Required task >> What follows is a set of entries. Repeat them exactly, but not their pictures.

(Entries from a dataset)
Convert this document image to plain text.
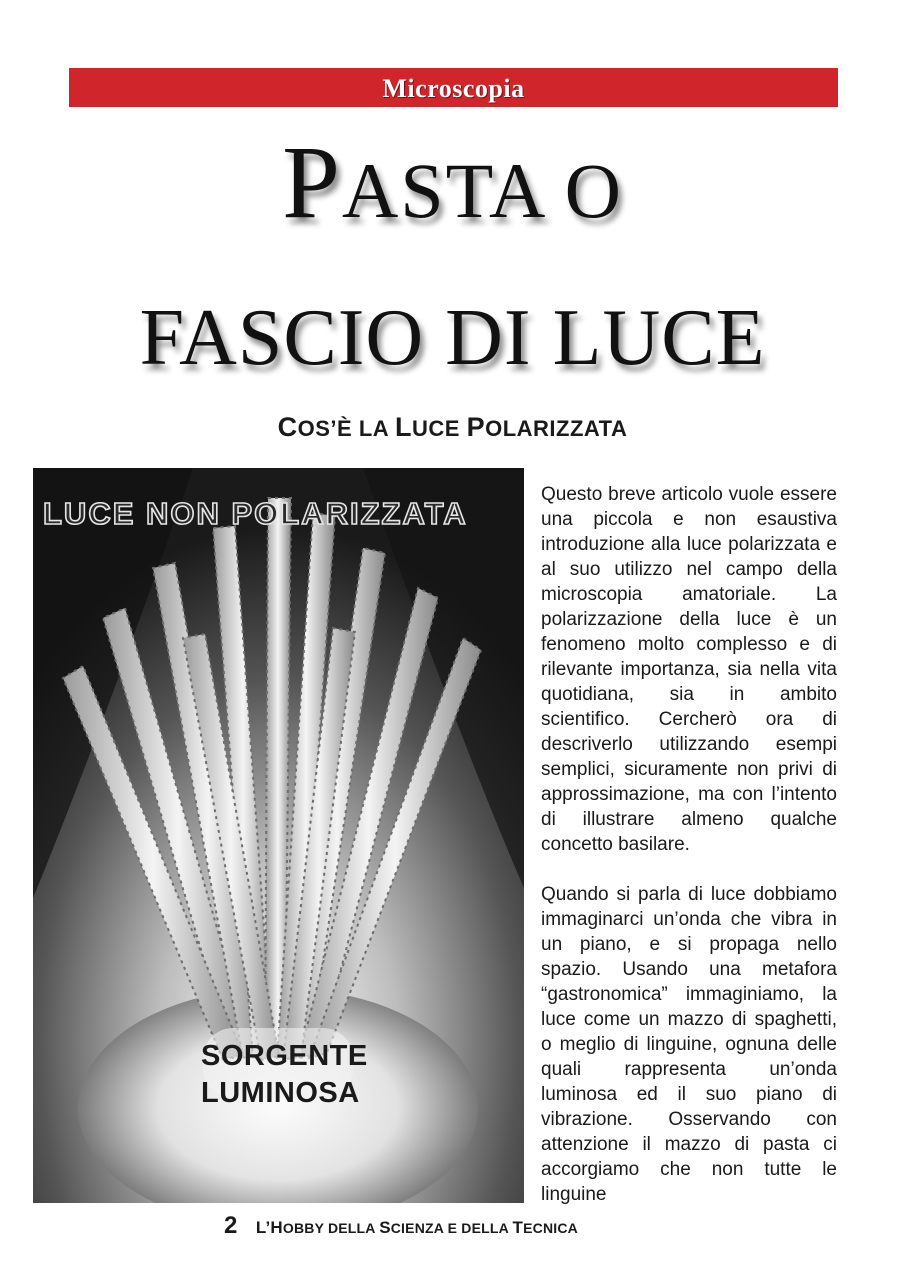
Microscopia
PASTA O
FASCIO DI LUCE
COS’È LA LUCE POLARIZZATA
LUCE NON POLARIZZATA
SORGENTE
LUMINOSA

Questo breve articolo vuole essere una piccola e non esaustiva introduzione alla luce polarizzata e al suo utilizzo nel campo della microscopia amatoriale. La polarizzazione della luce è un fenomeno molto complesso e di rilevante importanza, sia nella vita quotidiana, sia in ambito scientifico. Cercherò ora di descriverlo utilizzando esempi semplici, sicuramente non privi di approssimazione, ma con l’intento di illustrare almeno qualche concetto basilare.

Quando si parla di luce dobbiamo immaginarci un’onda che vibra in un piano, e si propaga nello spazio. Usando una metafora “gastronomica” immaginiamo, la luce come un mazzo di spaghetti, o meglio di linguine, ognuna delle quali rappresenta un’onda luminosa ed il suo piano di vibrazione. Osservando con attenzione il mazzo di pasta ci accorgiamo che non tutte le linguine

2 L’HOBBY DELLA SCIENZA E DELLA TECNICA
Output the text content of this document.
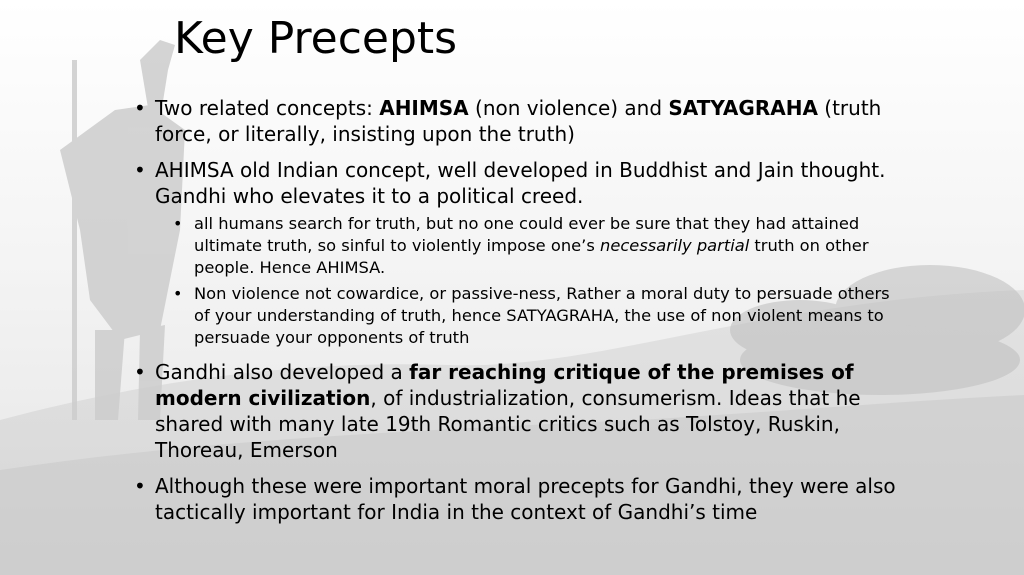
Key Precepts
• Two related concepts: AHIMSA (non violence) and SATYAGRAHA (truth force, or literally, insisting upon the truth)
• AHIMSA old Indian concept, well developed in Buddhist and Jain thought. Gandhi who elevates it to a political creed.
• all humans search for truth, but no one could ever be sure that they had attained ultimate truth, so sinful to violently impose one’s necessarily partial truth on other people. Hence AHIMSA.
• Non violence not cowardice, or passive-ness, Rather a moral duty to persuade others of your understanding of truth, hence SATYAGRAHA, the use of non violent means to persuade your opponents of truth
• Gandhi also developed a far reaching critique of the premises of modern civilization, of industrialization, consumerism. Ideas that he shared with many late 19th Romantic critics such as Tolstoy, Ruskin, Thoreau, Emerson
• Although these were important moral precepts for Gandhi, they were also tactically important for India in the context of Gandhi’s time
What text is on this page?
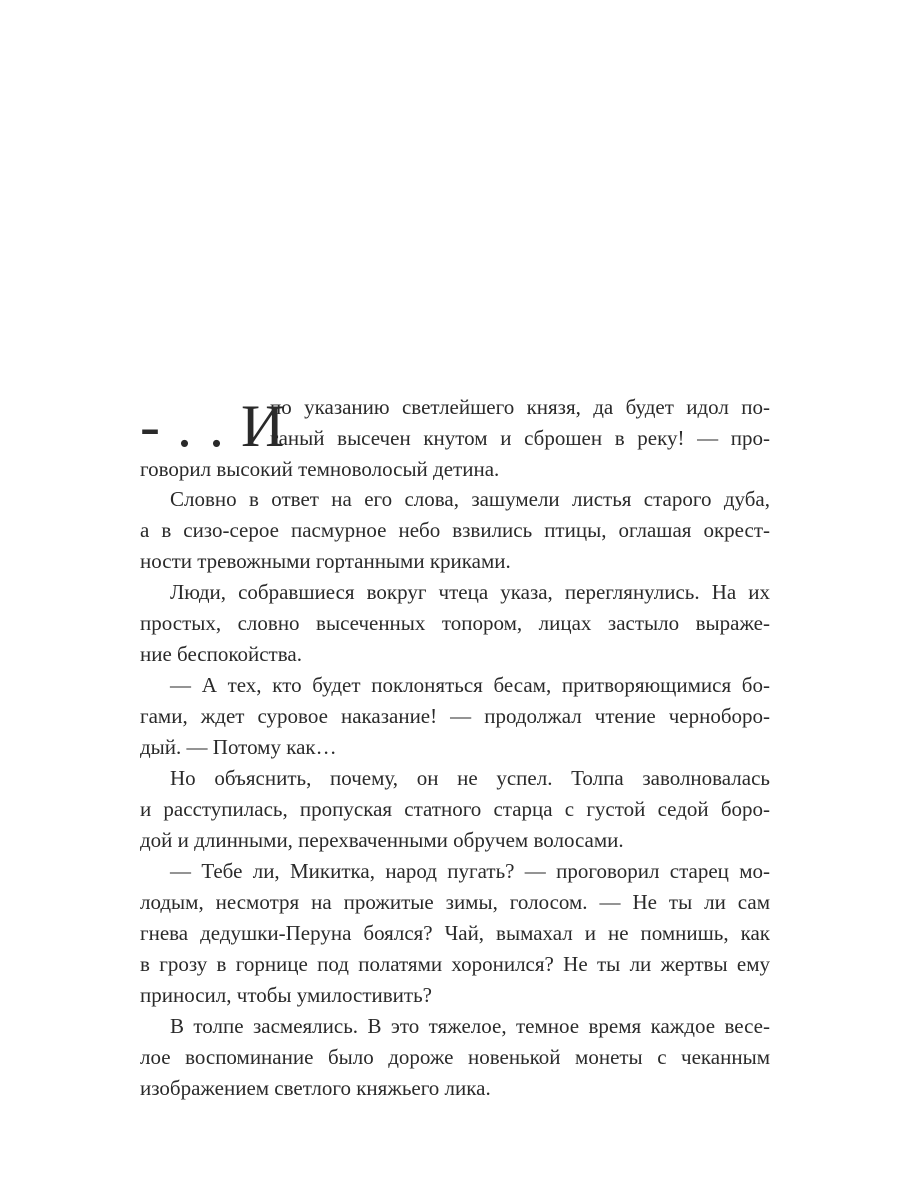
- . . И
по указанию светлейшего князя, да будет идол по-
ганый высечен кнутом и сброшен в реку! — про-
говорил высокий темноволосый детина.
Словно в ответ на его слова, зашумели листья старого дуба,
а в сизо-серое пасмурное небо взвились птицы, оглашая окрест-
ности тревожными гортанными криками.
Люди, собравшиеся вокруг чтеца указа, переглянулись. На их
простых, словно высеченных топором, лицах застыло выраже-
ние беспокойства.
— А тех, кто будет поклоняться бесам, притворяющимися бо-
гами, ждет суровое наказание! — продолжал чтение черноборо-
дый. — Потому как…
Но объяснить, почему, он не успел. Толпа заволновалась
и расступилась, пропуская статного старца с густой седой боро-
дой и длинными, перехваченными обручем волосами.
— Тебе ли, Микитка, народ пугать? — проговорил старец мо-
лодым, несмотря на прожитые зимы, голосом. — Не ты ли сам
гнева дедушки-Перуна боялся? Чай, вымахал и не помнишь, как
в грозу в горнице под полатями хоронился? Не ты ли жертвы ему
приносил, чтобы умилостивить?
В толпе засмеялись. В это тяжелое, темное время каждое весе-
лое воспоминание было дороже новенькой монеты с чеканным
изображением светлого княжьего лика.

Worked answer >>
Convert this document image to plain text.
Microscopia
PASTA O
FASCIO DI LUCE
COS’È LA LUCE POLARIZZATA
LUCE NON POLARIZZATA
SORGENTE
LUMINOSA

Questo breve articolo vuole essere una piccola e non esaustiva introduzione alla luce polarizzata e al suo utilizzo nel campo della microscopia amatoriale. La polarizzazione della luce è un fenomeno molto complesso e di rilevante importanza, sia nella vita quotidiana, sia in ambito scientifico. Cercherò ora di descriverlo utilizzando esempi semplici, sicuramente non privi di approssimazione, ma con l’intento di illustrare almeno qualche concetto basilare.

Quando si parla di luce dobbiamo immaginarci un’onda che vibra in un piano, e si propaga nello spazio. Usando una metafora “gastronomica” immaginiamo, la luce come un mazzo di spaghetti, o meglio di linguine, ognuna delle quali rappresenta un’onda luminosa ed il suo piano di vibrazione. Osservando con attenzione il mazzo di pasta ci accorgiamo che non tutte le linguine

2 L’HOBBY DELLA SCIENZA E DELLA TECNICA
Output the text content of this document.
Key Precepts
• Two related concepts: AHIMSA (non violence) and SATYAGRAHA (truth force, or literally, insisting upon the truth)
• AHIMSA old Indian concept, well developed in Buddhist and Jain thought. Gandhi who elevates it to a political creed.
• all humans search for truth, but no one could ever be sure that they had attained ultimate truth, so sinful to violently impose one’s necessarily partial truth on other people. Hence AHIMSA.
• Non violence not cowardice, or passive-ness, Rather a moral duty to persuade others of your understanding of truth, hence SATYAGRAHA, the use of non violent means to persuade your opponents of truth
• Gandhi also developed a far reaching critique of the premises of modern civilization, of industrialization, consumerism. Ideas that he shared with many late 19th Romantic critics such as Tolstoy, Ruskin, Thoreau, Emerson
• Although these were important moral precepts for Gandhi, they were also tactically important for India in the context of Gandhi’s time
What text is on this page?
- . . И
по указанию светлейшего князя, да будет идол по-
ганый высечен кнутом и сброшен в реку! — про-
говорил высокий темноволосый детина.
Словно в ответ на его слова, зашумели листья старого дуба,
а в сизо-серое пасмурное небо взвились птицы, оглашая окрест-
ности тревожными гортанными криками.
Люди, собравшиеся вокруг чтеца указа, переглянулись. На их
простых, словно высеченных топором, лицах застыло выраже-
ние беспокойства.
— А тех, кто будет поклоняться бесам, притворяющимися бо-
гами, ждет суровое наказание! — продолжал чтение черноборо-
дый. — Потому как…
Но объяснить, почему, он не успел. Толпа заволновалась
и расступилась, пропуская статного старца с густой седой боро-
дой и длинными, перехваченными обручем волосами.
— Тебе ли, Микитка, народ пугать? — проговорил старец мо-
лодым, несмотря на прожитые зимы, голосом. — Не ты ли сам
гнева дедушки-Перуна боялся? Чай, вымахал и не помнишь, как
в грозу в горнице под полатями хоронился? Не ты ли жертвы ему
приносил, чтобы умилостивить?
В толпе засмеялись. В это тяжелое, темное время каждое весе-
лое воспоминание было дороже новенькой монеты с чеканным
изображением светлого княжьего лика.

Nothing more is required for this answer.